### What you have to do
Leave out any pictures and transcribe all other data below exactly.

Start Extracted material

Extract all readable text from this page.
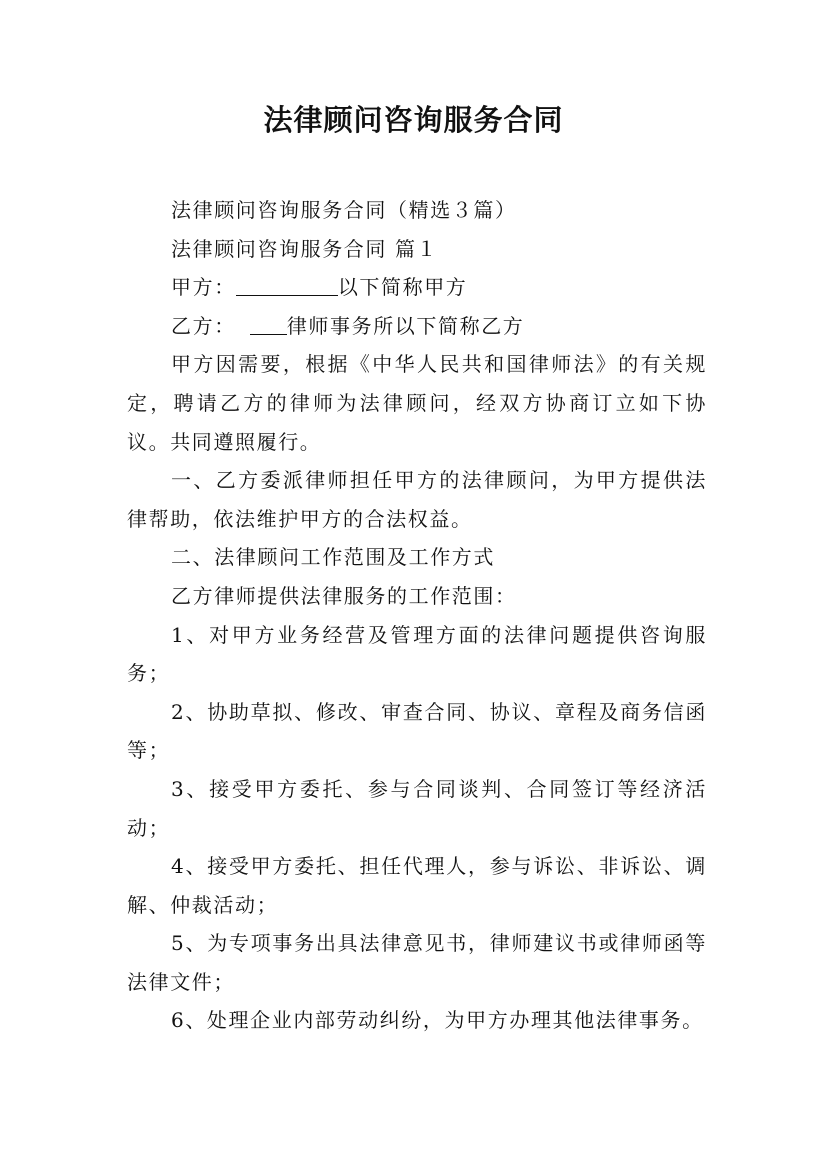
法律顾问咨询服务合同

法律顾问咨询服务合同（精选３篇）

法律顾问咨询服务合同 篇１

甲方：	以下简称甲方

乙方：	律师事务所以下简称乙方

甲方因需要，根据《中华人民共和国律师法》的有关规定，聘请乙方的律师为法律顾问，经双方协商订立如下协议。共同遵照履行。

一、乙方委派律师担任甲方的法律顾问，为甲方提供法律帮助，依法维护甲方的合法权益。

二、法律顾问工作范围及工作方式

乙方律师提供法律服务的工作范围：

1、对甲方业务经营及管理方面的法律问题提供咨询服务；

2、协助草拟、修改、审查合同、协议、章程及商务信函等；

3、接受甲方委托、参与合同谈判、合同签订等经济活动；

4、接受甲方委托、担任代理人，参与诉讼、非诉讼、调解、仲裁活动；

5、为专项事务出具法律意见书，律师建议书或律师函等法律文件；

6、处理企业内部劳动纠纷，为甲方办理其他法律事务。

End Extracted material

### Exercise result
Extract all readable text from this page.
法律顾问咨询服务合同

法律顾问咨询服务合同（精选３篇）

法律顾问咨询服务合同 篇１

甲方：	以下简称甲方

乙方：	律师事务所以下简称乙方

甲方因需要，根据《中华人民共和国律师法》的有关规定，聘请乙方的律师为法律顾问，经双方协商订立如下协议。共同遵照履行。

一、乙方委派律师担任甲方的法律顾问，为甲方提供法律帮助，依法维护甲方的合法权益。

二、法律顾问工作范围及工作方式

乙方律师提供法律服务的工作范围：

1、对甲方业务经营及管理方面的法律问题提供咨询服务；

2、协助草拟、修改、审查合同、协议、章程及商务信函等；

3、接受甲方委托、参与合同谈判、合同签订等经济活动；

4、接受甲方委托、担任代理人，参与诉讼、非诉讼、调解、仲裁活动；

5、为专项事务出具法律意见书，律师建议书或律师函等法律文件；

6、处理企业内部劳动纠纷，为甲方办理其他法律事务。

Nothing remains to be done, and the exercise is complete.